— Start of DATA FOR PROCESSING —

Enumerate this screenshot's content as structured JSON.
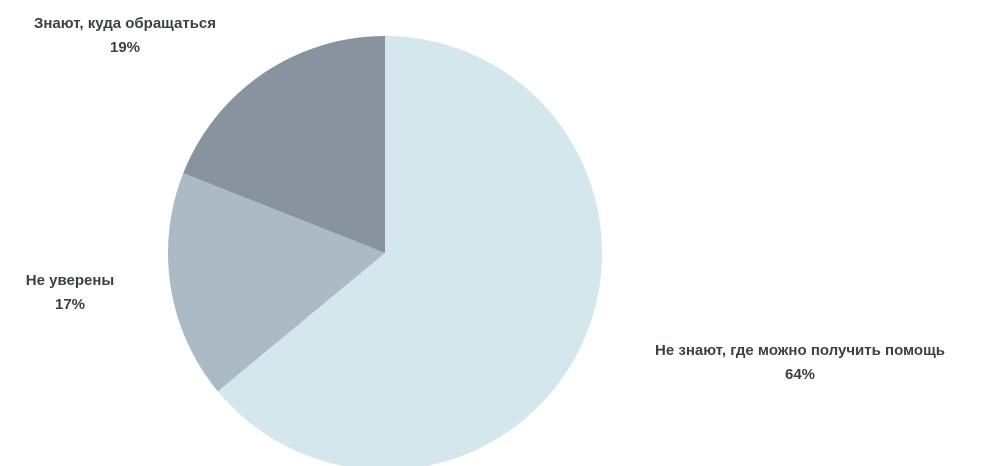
{
  "chart_data": {
    "type": "pie",
    "slices": [
      {
        "label": "Не знают, где можно получить помощь",
        "value": 64,
        "value_label": "64%",
        "color": "#d3e7ec"
      },
      {
        "label": "Не уверены",
        "value": 17,
        "value_label": "17%",
        "color": "#abbac4"
      },
      {
        "label": "Знают, куда обращаться",
        "value": 19,
        "value_label": "19%",
        "color": "#89939f"
      }
    ],
    "start": "12 o'clock",
    "direction": "clockwise",
    "legend": "none"
  }
}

— End of DATA FOR PROCESSING —

> WRITTEN EXERCISE:
Only lines with the string "color" belong in your answer; copy each one.

> ANSWER TO THIS EXERCISE:
        "color": "#d3e7ec"
        "color": "#abbac4"
        "color": "#89939f"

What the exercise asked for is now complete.